_TASK TO CARRY OUT_: In the entries that follow, find the word "name" and report each line it is on.

Records:

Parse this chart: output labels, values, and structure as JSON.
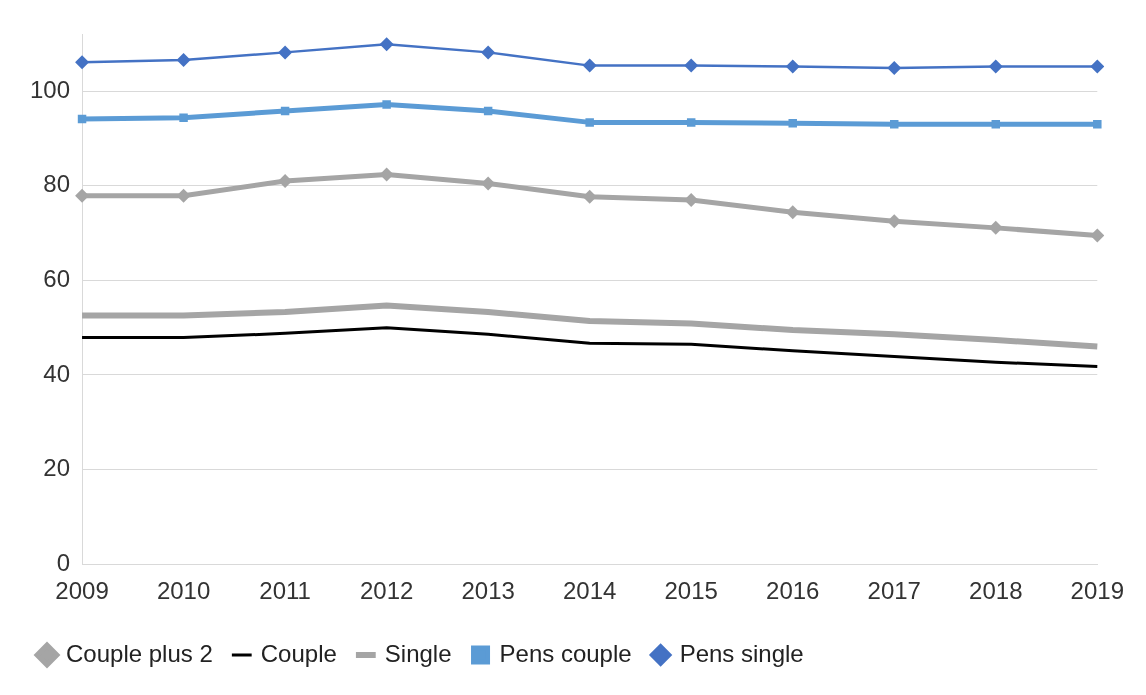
{
  "chart_data": {
    "type": "line",
    "categories": [
      "2009",
      "2010",
      "2011",
      "2012",
      "2013",
      "2014",
      "2015",
      "2016",
      "2017",
      "2018",
      "2019"
    ],
    "series": [
      {
        "name": "Couple plus 2",
        "color": "#a5a5a5",
        "marker": "diamond",
        "values": [
          77.9,
          77.9,
          81.0,
          82.4,
          80.5,
          77.7,
          77.0,
          74.4,
          72.5,
          71.1,
          69.5
        ]
      },
      {
        "name": "Couple",
        "color": "#000000",
        "marker": "none",
        "values": [
          47.9,
          47.9,
          48.8,
          50.0,
          48.6,
          46.7,
          46.5,
          45.1,
          43.9,
          42.7,
          41.8
        ]
      },
      {
        "name": "Single",
        "color": "#a5a5a5",
        "marker": "none",
        "values": [
          52.6,
          52.6,
          53.3,
          54.7,
          53.3,
          51.4,
          50.9,
          49.5,
          48.6,
          47.4,
          46.0
        ]
      },
      {
        "name": "Pens couple",
        "color": "#5b9bd5",
        "marker": "square",
        "values": [
          94.1,
          94.4,
          95.8,
          97.2,
          95.8,
          93.4,
          93.4,
          93.2,
          93.0,
          93.0,
          93.0
        ]
      },
      {
        "name": "Pens single",
        "color": "#4472c4",
        "marker": "diamond",
        "values": [
          106.1,
          106.6,
          108.2,
          109.9,
          108.2,
          105.4,
          105.4,
          105.2,
          104.9,
          105.2,
          105.2
        ]
      }
    ],
    "ylim": [
      0,
      112
    ],
    "yticks": [
      0,
      20,
      40,
      60,
      80,
      100
    ],
    "grid": "y",
    "legend": "bottom",
    "line_style": "solid"
  }
}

_EXERCISE SOLUTION_:
        "name": "Couple plus 2",
        "name": "Couple",
        "name": "Single",
        "name": "Pens couple",
        "name": "Pens single",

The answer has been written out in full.